→ SET EXERCISE:
Pictures are not part of the copy; repeat everything else in the records exactly.
━━━━
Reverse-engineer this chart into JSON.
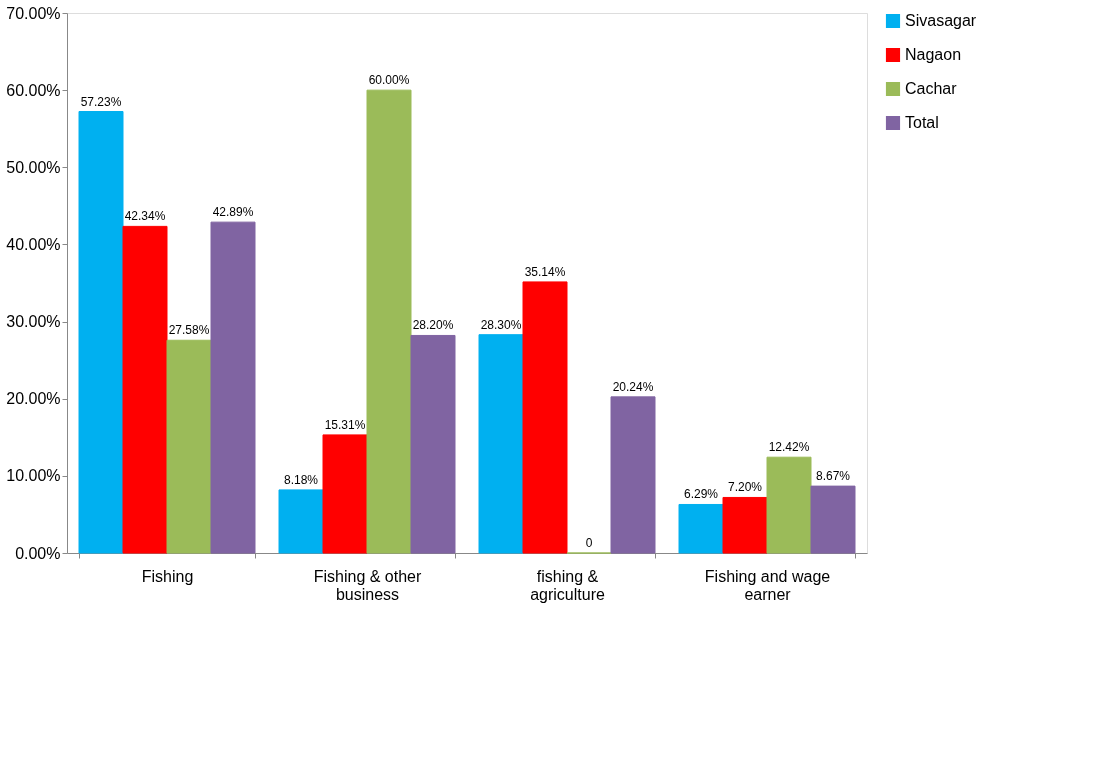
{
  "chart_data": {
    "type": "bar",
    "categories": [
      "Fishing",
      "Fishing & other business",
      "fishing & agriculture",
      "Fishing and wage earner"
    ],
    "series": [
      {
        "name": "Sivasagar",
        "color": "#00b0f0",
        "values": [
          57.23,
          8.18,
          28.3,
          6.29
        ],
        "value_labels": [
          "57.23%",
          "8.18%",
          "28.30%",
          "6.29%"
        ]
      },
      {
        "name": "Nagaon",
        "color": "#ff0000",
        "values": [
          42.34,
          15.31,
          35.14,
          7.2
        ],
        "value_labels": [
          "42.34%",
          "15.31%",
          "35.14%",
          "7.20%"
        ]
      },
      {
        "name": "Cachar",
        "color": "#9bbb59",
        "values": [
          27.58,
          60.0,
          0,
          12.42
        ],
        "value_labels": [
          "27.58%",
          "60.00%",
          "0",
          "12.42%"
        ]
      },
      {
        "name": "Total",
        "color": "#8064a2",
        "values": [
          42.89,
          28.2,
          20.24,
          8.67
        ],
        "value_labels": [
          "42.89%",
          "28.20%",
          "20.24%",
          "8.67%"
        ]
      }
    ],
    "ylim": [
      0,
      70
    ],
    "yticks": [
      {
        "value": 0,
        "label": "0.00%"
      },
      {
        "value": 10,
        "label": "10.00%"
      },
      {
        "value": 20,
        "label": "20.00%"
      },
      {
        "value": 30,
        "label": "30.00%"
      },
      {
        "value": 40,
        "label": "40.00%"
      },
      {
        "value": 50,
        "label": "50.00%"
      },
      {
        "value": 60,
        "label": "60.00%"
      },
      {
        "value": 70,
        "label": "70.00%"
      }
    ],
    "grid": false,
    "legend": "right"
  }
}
━━━━
→ SOLUTION FOR THIS EXERCISE:
Reverse-engineer this chart into JSON.
{
  "chart_data": {
    "type": "bar",
    "categories": [
      "Fishing",
      "Fishing & other business",
      "fishing & agriculture",
      "Fishing and wage earner"
    ],
    "series": [
      {
        "name": "Sivasagar",
        "color": "#00b0f0",
        "values": [
          57.23,
          8.18,
          28.3,
          6.29
        ],
        "value_labels": [
          "57.23%",
          "8.18%",
          "28.30%",
          "6.29%"
        ]
      },
      {
        "name": "Nagaon",
        "color": "#ff0000",
        "values": [
          42.34,
          15.31,
          35.14,
          7.2
        ],
        "value_labels": [
          "42.34%",
          "15.31%",
          "35.14%",
          "7.20%"
        ]
      },
      {
        "name": "Cachar",
        "color": "#9bbb59",
        "values": [
          27.58,
          60.0,
          0,
          12.42
        ],
        "value_labels": [
          "27.58%",
          "60.00%",
          "0",
          "12.42%"
        ]
      },
      {
        "name": "Total",
        "color": "#8064a2",
        "values": [
          42.89,
          28.2,
          20.24,
          8.67
        ],
        "value_labels": [
          "42.89%",
          "28.20%",
          "20.24%",
          "8.67%"
        ]
      }
    ],
    "ylim": [
      0,
      70
    ],
    "yticks": [
      {
        "value": 0,
        "label": "0.00%"
      },
      {
        "value": 10,
        "label": "10.00%"
      },
      {
        "value": 20,
        "label": "20.00%"
      },
      {
        "value": 30,
        "label": "30.00%"
      },
      {
        "value": 40,
        "label": "40.00%"
      },
      {
        "value": 50,
        "label": "50.00%"
      },
      {
        "value": 60,
        "label": "60.00%"
      },
      {
        "value": 70,
        "label": "70.00%"
      }
    ],
    "grid": false,
    "legend": "right"
  }
}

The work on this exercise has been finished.